What this task involves → In the entries below, find the lines that contain the word "SUSPENSION" and copy them.
**** Supplied data ****
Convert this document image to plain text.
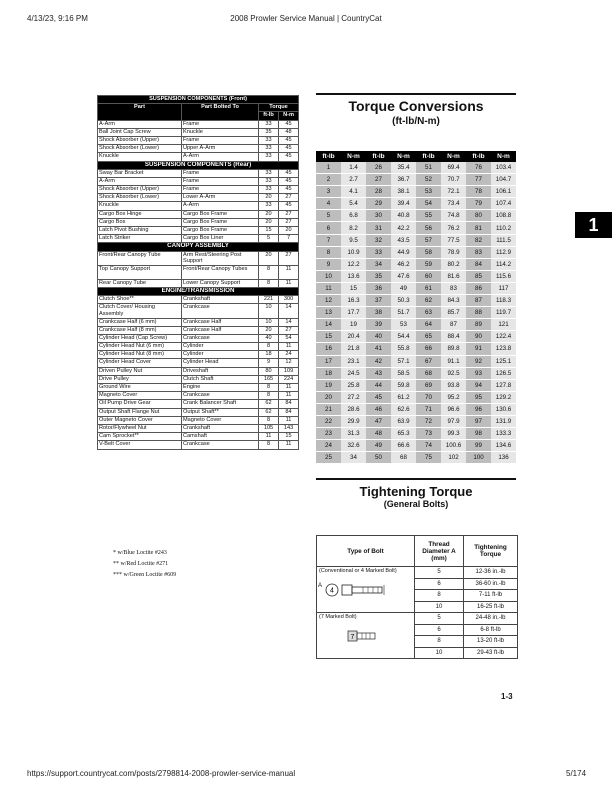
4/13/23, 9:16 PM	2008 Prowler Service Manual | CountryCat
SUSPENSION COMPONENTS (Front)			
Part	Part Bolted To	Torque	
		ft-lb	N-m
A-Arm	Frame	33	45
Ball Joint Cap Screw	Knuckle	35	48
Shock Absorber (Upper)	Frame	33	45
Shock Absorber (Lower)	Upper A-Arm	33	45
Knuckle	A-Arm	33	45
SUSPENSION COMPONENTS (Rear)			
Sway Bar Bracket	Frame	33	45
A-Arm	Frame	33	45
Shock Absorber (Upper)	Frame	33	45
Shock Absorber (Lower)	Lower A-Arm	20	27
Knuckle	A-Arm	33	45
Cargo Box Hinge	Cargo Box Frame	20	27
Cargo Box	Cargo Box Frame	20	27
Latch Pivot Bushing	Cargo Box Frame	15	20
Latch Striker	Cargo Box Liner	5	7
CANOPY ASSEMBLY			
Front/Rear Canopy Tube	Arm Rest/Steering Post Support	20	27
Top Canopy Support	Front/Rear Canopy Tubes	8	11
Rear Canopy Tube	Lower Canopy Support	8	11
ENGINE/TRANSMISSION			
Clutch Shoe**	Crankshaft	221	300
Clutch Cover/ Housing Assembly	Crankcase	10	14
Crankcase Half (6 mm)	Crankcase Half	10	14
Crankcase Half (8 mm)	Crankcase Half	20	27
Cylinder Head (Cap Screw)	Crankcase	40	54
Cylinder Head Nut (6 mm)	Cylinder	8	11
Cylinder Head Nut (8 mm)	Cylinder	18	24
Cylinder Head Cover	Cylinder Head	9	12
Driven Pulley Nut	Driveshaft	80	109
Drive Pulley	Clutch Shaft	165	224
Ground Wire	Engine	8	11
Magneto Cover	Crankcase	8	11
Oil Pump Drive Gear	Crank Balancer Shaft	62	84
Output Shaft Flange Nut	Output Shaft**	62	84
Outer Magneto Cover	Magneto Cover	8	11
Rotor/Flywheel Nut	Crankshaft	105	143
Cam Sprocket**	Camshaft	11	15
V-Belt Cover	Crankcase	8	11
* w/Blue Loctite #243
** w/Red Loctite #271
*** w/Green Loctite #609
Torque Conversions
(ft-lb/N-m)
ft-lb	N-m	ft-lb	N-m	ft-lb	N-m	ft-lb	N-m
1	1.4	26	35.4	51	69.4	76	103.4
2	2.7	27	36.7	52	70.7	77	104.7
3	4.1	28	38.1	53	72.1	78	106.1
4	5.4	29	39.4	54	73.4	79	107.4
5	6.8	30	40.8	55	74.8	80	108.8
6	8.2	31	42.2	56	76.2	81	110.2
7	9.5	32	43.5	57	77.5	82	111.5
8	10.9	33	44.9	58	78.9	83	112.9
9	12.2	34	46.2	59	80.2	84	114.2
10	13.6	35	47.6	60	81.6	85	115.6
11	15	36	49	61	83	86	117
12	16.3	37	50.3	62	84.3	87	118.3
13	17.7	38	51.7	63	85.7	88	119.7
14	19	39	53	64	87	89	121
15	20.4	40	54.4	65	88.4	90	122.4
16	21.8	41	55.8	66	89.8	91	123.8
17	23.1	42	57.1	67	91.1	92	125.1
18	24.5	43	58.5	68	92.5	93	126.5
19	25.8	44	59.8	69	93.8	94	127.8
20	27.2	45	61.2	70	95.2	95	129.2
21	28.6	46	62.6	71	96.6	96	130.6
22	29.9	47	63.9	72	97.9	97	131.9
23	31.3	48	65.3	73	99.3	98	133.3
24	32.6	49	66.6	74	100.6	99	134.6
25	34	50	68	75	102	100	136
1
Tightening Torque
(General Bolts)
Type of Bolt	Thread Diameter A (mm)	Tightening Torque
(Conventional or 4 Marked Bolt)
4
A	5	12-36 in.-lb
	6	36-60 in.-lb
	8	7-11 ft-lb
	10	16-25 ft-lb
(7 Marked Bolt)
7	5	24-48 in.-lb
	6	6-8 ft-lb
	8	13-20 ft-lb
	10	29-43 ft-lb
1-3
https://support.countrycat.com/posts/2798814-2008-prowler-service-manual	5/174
****
**** Supplied data ****
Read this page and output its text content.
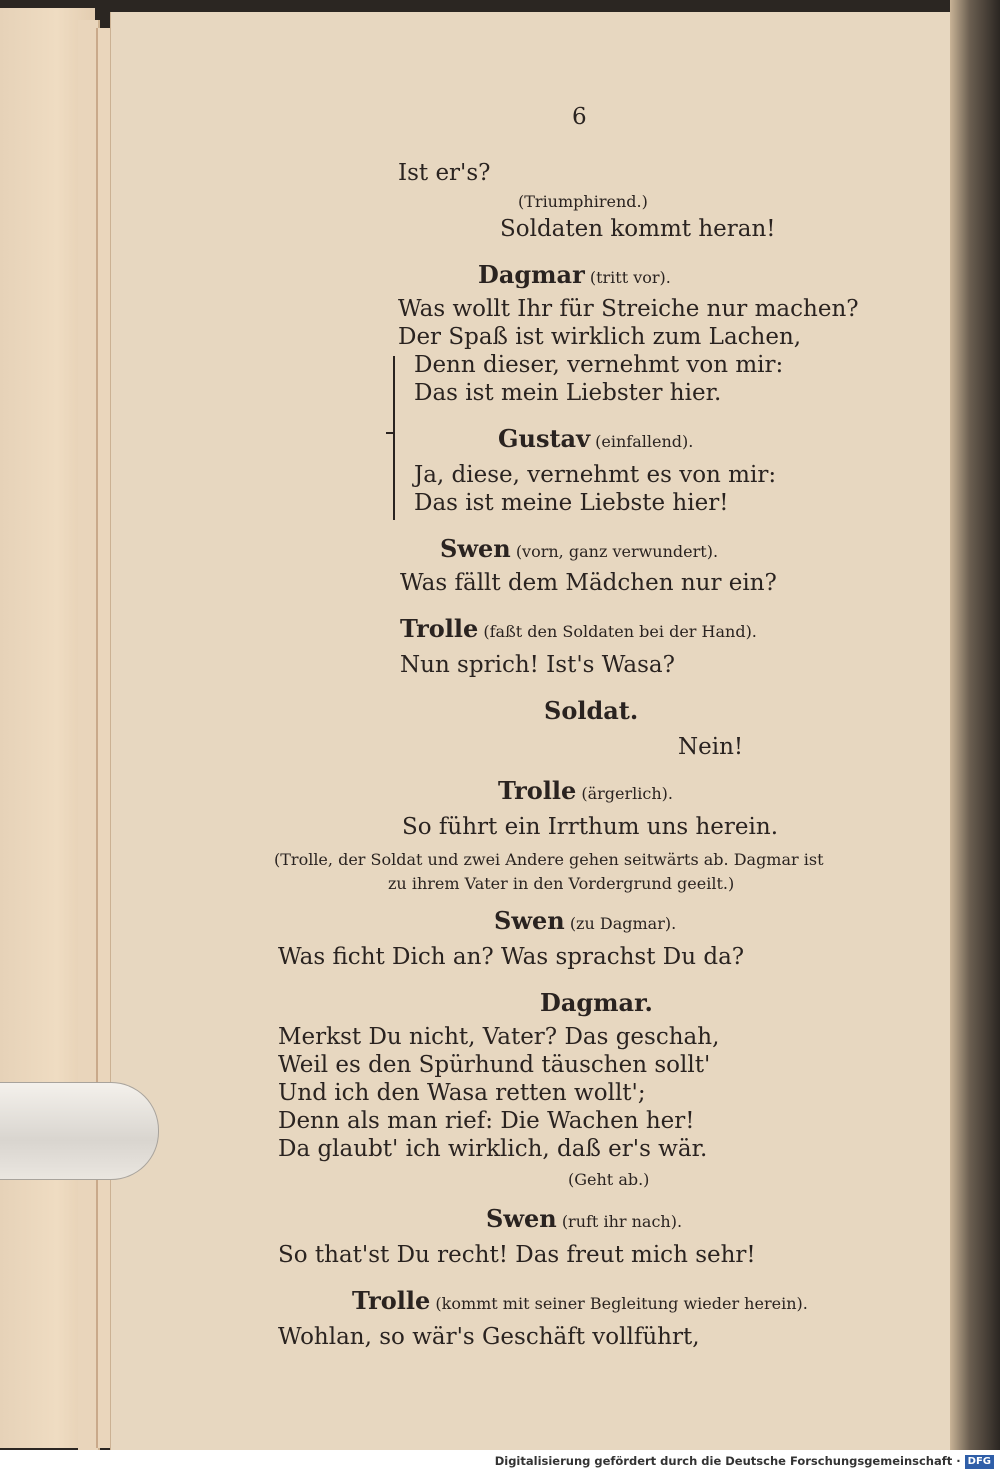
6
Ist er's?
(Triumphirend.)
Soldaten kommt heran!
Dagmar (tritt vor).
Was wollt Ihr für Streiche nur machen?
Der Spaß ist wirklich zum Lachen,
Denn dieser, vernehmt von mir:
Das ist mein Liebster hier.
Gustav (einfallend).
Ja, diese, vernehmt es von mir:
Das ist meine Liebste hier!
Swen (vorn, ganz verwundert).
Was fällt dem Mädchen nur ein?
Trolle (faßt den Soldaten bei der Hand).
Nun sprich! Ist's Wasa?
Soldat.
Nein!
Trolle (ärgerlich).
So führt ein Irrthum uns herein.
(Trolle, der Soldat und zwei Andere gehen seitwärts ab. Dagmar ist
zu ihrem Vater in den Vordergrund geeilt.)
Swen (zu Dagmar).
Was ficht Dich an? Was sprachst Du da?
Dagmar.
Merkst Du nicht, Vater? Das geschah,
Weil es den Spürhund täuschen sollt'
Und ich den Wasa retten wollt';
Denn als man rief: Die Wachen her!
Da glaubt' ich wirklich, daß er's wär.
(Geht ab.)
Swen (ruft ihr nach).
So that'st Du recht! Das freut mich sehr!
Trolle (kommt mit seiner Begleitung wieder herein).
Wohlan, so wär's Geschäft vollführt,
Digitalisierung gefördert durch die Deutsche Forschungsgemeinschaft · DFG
****
Answer in full →
SUSPENSION COMPONENTS (Front)			
SUSPENSION COMPONENTS (Rear)			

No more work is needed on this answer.